◆ GIVEN TASK: Repeat the records below exactly.

◆ STORED ROWS:
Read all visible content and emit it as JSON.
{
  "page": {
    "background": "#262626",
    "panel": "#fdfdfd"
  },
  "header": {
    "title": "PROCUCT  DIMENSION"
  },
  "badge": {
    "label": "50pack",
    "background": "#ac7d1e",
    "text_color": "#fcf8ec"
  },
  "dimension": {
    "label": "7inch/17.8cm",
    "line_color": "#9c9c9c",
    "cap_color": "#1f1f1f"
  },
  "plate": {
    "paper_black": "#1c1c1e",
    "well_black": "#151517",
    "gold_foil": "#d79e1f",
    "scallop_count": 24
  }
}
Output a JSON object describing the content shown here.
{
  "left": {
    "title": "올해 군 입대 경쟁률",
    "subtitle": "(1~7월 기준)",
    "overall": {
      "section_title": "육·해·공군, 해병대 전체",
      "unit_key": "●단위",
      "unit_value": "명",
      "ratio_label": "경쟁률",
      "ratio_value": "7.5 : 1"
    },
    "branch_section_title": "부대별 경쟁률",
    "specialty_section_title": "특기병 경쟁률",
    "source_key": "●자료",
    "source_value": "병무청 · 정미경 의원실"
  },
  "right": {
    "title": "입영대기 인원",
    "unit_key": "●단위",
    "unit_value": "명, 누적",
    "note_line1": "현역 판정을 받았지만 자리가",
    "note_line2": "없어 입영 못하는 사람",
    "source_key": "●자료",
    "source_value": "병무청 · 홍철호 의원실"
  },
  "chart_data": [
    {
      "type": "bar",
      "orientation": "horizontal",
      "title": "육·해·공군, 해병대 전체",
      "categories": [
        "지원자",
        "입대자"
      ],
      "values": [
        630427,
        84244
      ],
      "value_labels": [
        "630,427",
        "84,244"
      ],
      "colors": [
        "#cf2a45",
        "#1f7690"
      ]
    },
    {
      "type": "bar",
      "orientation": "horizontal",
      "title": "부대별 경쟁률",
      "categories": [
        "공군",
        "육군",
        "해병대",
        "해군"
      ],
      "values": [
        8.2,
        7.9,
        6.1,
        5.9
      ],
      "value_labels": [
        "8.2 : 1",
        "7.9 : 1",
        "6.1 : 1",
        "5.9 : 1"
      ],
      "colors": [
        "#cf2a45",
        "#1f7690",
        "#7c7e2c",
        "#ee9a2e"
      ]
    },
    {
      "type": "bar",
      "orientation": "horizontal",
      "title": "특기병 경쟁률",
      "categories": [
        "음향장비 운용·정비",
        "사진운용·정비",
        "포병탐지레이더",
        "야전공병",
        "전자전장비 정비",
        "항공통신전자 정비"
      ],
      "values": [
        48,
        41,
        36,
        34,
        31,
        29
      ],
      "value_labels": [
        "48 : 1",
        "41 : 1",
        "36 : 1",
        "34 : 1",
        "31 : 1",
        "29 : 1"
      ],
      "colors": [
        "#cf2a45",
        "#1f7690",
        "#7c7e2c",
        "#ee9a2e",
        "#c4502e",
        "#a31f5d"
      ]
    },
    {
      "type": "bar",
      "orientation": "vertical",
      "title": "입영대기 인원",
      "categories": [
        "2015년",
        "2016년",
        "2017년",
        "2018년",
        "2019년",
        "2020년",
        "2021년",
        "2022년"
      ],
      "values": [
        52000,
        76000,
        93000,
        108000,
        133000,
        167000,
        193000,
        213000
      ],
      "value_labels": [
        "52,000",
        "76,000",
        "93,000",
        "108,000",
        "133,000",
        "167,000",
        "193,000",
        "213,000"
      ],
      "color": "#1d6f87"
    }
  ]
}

◆ EXERCISE RESPONSE:
Read all visible content and emit it as JSON.
{
  "page": {
    "background": "#262626",
    "panel": "#fdfdfd"
  },
  "header": {
    "title": "PROCUCT  DIMENSION"
  },
  "badge": {
    "label": "50pack",
    "background": "#ac7d1e",
    "text_color": "#fcf8ec"
  },
  "dimension": {
    "label": "7inch/17.8cm",
    "line_color": "#9c9c9c",
    "cap_color": "#1f1f1f"
  },
  "plate": {
    "paper_black": "#1c1c1e",
    "well_black": "#151517",
    "gold_foil": "#d79e1f",
    "scallop_count": 24
  }
}
Output a JSON object describing the content shown here.
{
  "left": {
    "title": "올해 군 입대 경쟁률",
    "subtitle": "(1~7월 기준)",
    "overall": {
      "section_title": "육·해·공군, 해병대 전체",
      "unit_key": "●단위",
      "unit_value": "명",
      "ratio_label": "경쟁률",
      "ratio_value": "7.5 : 1"
    },
    "branch_section_title": "부대별 경쟁률",
    "specialty_section_title": "특기병 경쟁률",
    "source_key": "●자료",
    "source_value": "병무청 · 정미경 의원실"
  },
  "right": {
    "title": "입영대기 인원",
    "unit_key": "●단위",
    "unit_value": "명, 누적",
    "note_line1": "현역 판정을 받았지만 자리가",
    "note_line2": "없어 입영 못하는 사람",
    "source_key": "●자료",
    "source_value": "병무청 · 홍철호 의원실"
  },
  "chart_data": [
    {
      "type": "bar",
      "orientation": "horizontal",
      "title": "육·해·공군, 해병대 전체",
      "categories": [
        "지원자",
        "입대자"
      ],
      "values": [
        630427,
        84244
      ],
      "value_labels": [
        "630,427",
        "84,244"
      ],
      "colors": [
        "#cf2a45",
        "#1f7690"
      ]
    },
    {
      "type": "bar",
      "orientation": "horizontal",
      "title": "부대별 경쟁률",
      "categories": [
        "공군",
        "육군",
        "해병대",
        "해군"
      ],
      "values": [
        8.2,
        7.9,
        6.1,
        5.9
      ],
      "value_labels": [
        "8.2 : 1",
        "7.9 : 1",
        "6.1 : 1",
        "5.9 : 1"
      ],
      "colors": [
        "#cf2a45",
        "#1f7690",
        "#7c7e2c",
        "#ee9a2e"
      ]
    },
    {
      "type": "bar",
      "orientation": "horizontal",
      "title": "특기병 경쟁률",
      "categories": [
        "음향장비 운용·정비",
        "사진운용·정비",
        "포병탐지레이더",
        "야전공병",
        "전자전장비 정비",
        "항공통신전자 정비"
      ],
      "values": [
        48,
        41,
        36,
        34,
        31,
        29
      ],
      "value_labels": [
        "48 : 1",
        "41 : 1",
        "36 : 1",
        "34 : 1",
        "31 : 1",
        "29 : 1"
      ],
      "colors": [
        "#cf2a45",
        "#1f7690",
        "#7c7e2c",
        "#ee9a2e",
        "#c4502e",
        "#a31f5d"
      ]
    },
    {
      "type": "bar",
      "orientation": "vertical",
      "title": "입영대기 인원",
      "categories": [
        "2015년",
        "2016년",
        "2017년",
        "2018년",
        "2019년",
        "2020년",
        "2021년",
        "2022년"
      ],
      "values": [
        52000,
        76000,
        93000,
        108000,
        133000,
        167000,
        193000,
        213000
      ],
      "value_labels": [
        "52,000",
        "76,000",
        "93,000",
        "108,000",
        "133,000",
        "167,000",
        "193,000",
        "213,000"
      ],
      "color": "#1d6f87"
    }
  ]
}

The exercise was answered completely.